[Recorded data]
* START *
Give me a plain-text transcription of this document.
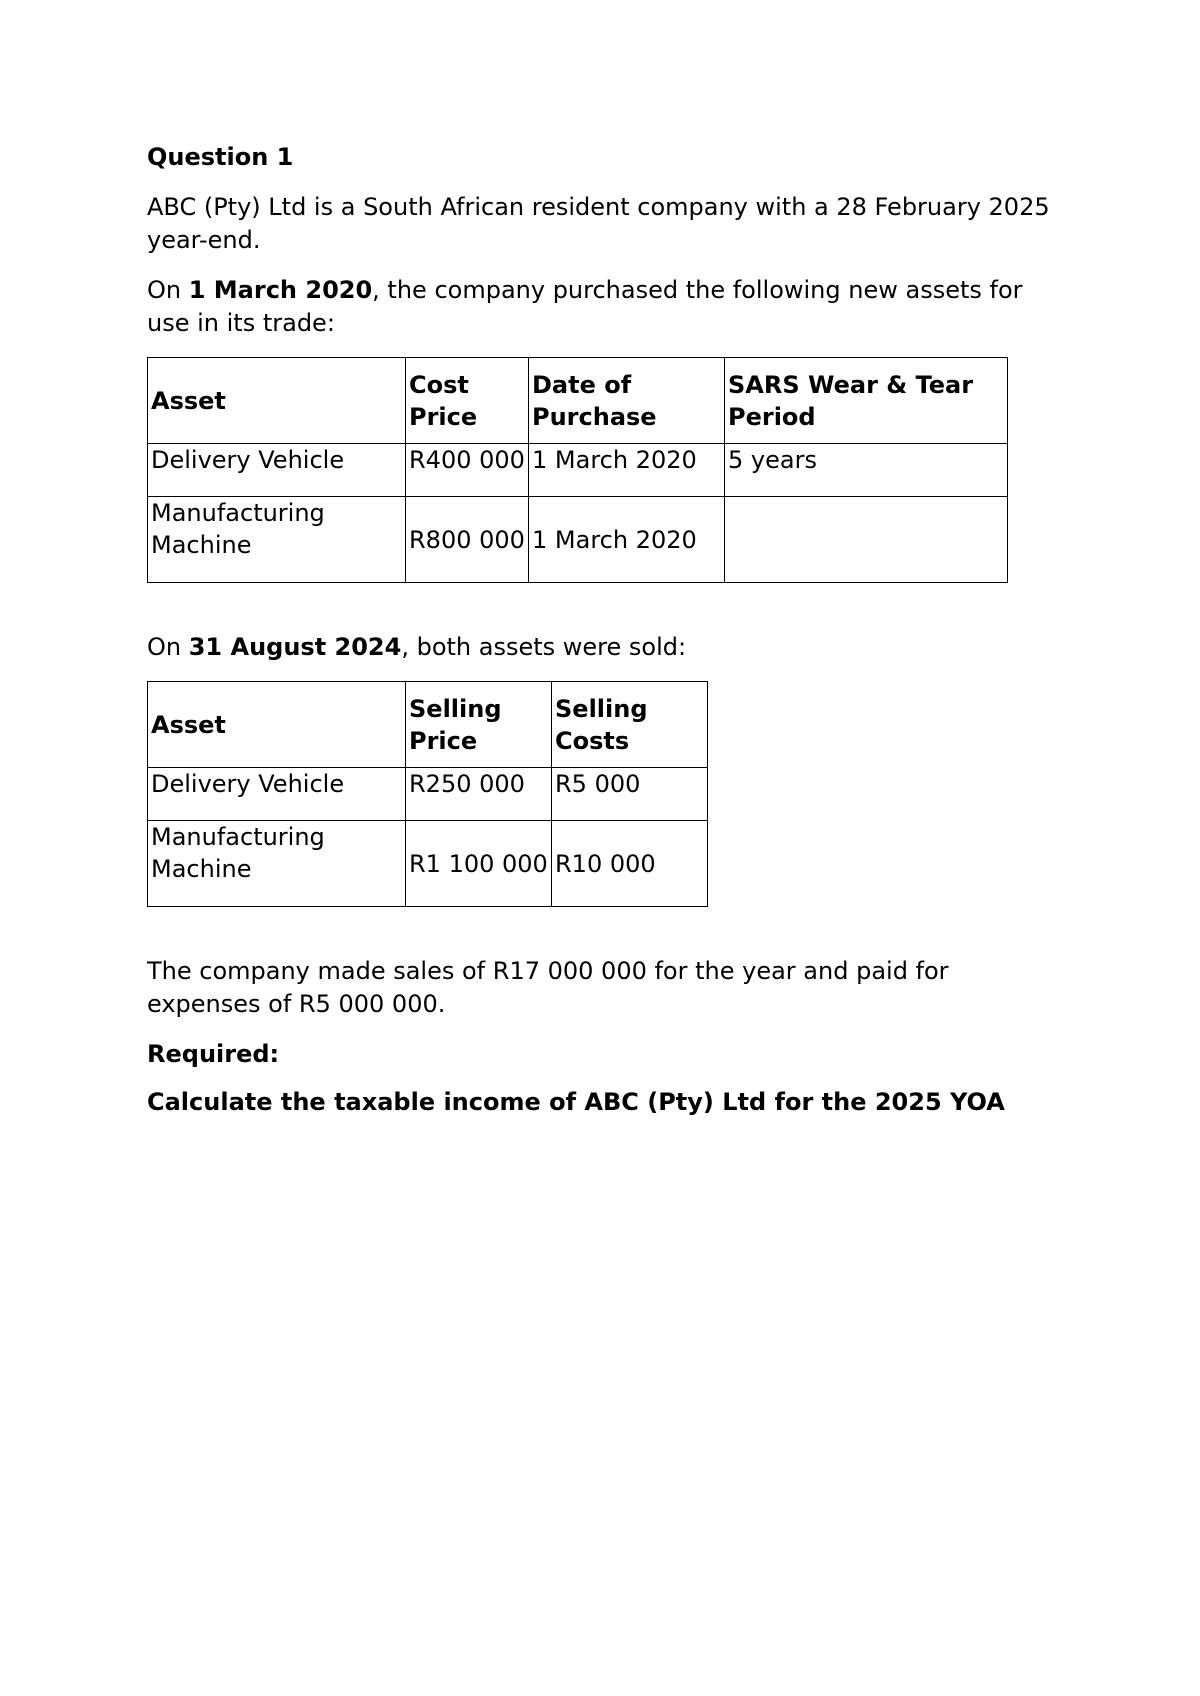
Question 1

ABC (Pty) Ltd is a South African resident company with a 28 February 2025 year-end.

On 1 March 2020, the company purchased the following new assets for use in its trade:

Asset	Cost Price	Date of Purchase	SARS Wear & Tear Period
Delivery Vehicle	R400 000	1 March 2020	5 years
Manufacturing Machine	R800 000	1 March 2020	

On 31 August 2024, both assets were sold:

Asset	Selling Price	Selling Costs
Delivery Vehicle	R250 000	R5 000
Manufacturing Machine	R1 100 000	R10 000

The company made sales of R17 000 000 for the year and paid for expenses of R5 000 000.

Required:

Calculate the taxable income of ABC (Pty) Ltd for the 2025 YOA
* END *
* START *
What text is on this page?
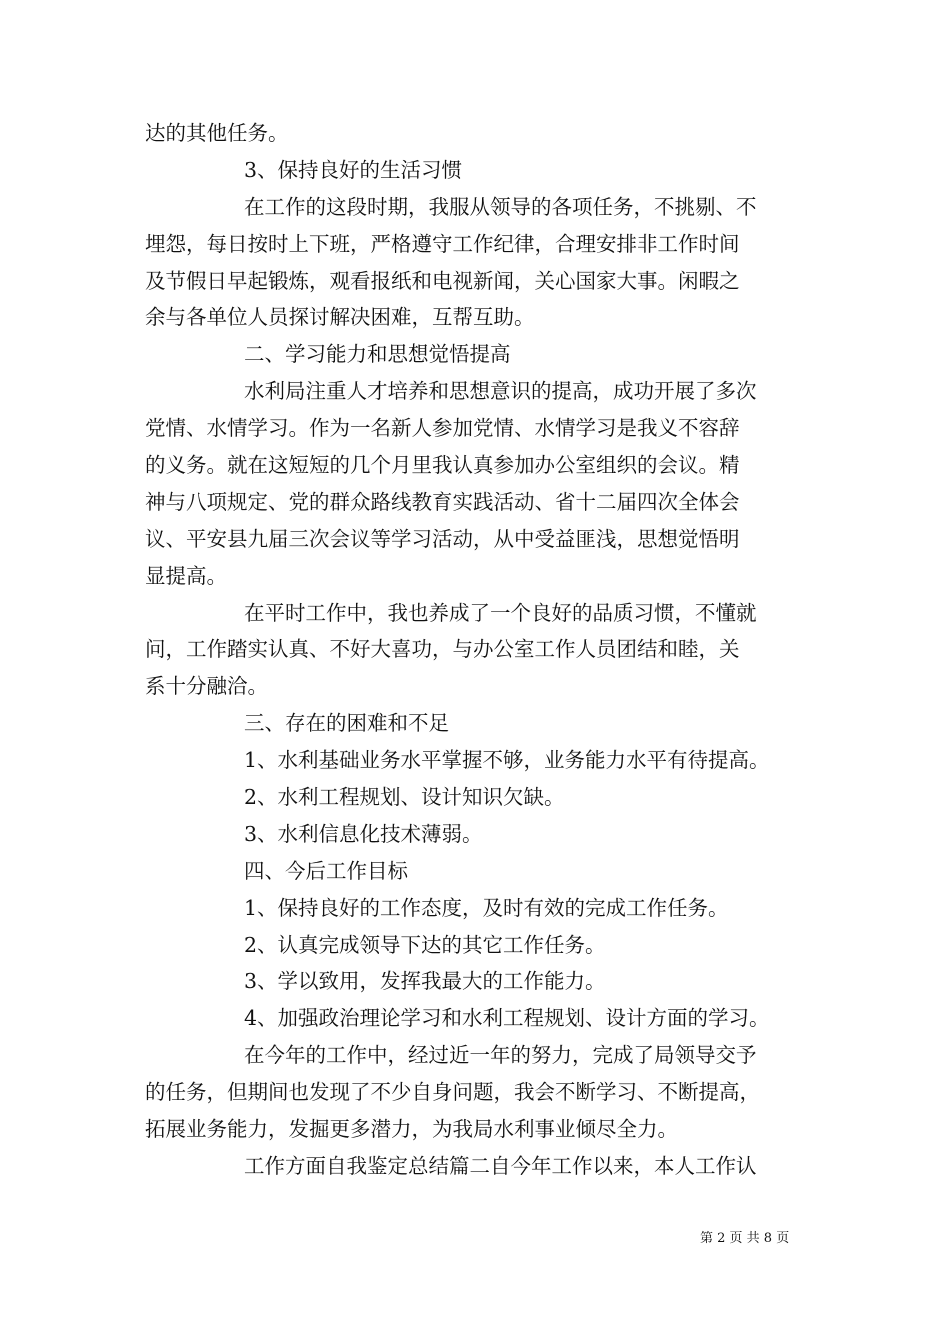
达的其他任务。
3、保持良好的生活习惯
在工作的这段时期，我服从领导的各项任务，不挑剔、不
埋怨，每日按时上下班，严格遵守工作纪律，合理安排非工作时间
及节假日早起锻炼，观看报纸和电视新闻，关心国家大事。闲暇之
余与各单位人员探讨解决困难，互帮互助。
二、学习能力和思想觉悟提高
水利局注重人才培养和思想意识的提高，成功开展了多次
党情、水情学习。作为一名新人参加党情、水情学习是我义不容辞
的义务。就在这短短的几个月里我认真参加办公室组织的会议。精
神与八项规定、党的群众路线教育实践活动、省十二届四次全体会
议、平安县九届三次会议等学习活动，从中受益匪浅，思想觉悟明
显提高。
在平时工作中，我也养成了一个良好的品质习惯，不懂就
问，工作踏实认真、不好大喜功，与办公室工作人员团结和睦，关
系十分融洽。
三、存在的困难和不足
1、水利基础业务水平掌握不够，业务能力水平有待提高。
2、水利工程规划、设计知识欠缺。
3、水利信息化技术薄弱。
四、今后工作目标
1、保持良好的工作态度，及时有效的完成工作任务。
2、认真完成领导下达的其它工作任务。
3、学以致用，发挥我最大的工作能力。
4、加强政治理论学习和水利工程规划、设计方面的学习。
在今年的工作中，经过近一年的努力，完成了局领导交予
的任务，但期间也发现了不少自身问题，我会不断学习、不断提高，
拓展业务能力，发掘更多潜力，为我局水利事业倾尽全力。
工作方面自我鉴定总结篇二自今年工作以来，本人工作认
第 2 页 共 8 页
* END *
• EXERCISE DETAILS:
Find and count the lines of the data that include the string "text", and report that figure by itself.

• CORRECT RESULT:
2